■ WHAT TO DO: Each line below should be quoted exactly, please.

■ RECORDS TO PROCESS:

——————————

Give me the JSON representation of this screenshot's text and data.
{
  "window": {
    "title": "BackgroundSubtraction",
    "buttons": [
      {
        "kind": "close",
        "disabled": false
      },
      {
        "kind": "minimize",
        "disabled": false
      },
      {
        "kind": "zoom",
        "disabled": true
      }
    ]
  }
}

——————————

■ TASK RESULT:
Give me the JSON representation of this screenshot's text and data.
{
  "window": {
    "title": "BackgroundSubtraction",
    "buttons": [
      {
        "kind": "close",
        "disabled": false
      },
      {
        "kind": "minimize",
        "disabled": false
      },
      {
        "kind": "zoom",
        "disabled": true
      }
    ]
  }
}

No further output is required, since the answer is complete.